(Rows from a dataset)

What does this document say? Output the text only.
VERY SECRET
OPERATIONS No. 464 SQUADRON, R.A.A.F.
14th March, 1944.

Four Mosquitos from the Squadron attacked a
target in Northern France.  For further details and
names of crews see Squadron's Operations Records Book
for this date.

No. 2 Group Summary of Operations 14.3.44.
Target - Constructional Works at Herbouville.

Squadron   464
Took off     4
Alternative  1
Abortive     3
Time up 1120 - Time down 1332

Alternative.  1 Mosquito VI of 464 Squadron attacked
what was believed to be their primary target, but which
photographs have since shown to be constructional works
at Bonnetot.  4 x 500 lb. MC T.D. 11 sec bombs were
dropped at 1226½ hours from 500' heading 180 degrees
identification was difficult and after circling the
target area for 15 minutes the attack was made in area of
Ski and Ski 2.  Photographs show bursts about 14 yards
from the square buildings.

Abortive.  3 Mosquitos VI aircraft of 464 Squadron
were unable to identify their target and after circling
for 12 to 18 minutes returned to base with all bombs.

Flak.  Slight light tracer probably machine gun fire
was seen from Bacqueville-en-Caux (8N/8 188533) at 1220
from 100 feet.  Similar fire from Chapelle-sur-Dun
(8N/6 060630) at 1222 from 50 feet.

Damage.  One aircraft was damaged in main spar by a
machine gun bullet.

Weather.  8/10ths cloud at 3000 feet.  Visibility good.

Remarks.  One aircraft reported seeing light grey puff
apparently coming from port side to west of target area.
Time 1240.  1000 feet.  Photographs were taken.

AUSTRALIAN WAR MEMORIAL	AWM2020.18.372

# Task description
Write the material out again in its entirety, exactly as shown.

# Correct answer
What does this document say? Output the text only.
VERY SECRET
OPERATIONS No. 464 SQUADRON, R.A.A.F.
14th March, 1944.

Four Mosquitos from the Squadron attacked a
target in Northern France.  For further details and
names of crews see Squadron's Operations Records Book
for this date.

No. 2 Group Summary of Operations 14.3.44.
Target - Constructional Works at Herbouville.

Squadron   464
Took off     4
Alternative  1
Abortive     3
Time up 1120 - Time down 1332

Alternative.  1 Mosquito VI of 464 Squadron attacked
what was believed to be their primary target, but which
photographs have since shown to be constructional works
at Bonnetot.  4 x 500 lb. MC T.D. 11 sec bombs were
dropped at 1226½ hours from 500' heading 180 degrees
identification was difficult and after circling the
target area for 15 minutes the attack was made in area of
Ski and Ski 2.  Photographs show bursts about 14 yards
from the square buildings.

Abortive.  3 Mosquitos VI aircraft of 464 Squadron
were unable to identify their target and after circling
for 12 to 18 minutes returned to base with all bombs.

Flak.  Slight light tracer probably machine gun fire
was seen from Bacqueville-en-Caux (8N/8 188533) at 1220
from 100 feet.  Similar fire from Chapelle-sur-Dun
(8N/6 060630) at 1222 from 50 feet.

Damage.  One aircraft was damaged in main spar by a
machine gun bullet.

Weather.  8/10ths cloud at 3000 feet.  Visibility good.

Remarks.  One aircraft reported seeing light grey puff
apparently coming from port side to west of target area.
Time 1240.  1000 feet.  Photographs were taken.

AUSTRALIAN WAR MEMORIAL	AWM2020.18.372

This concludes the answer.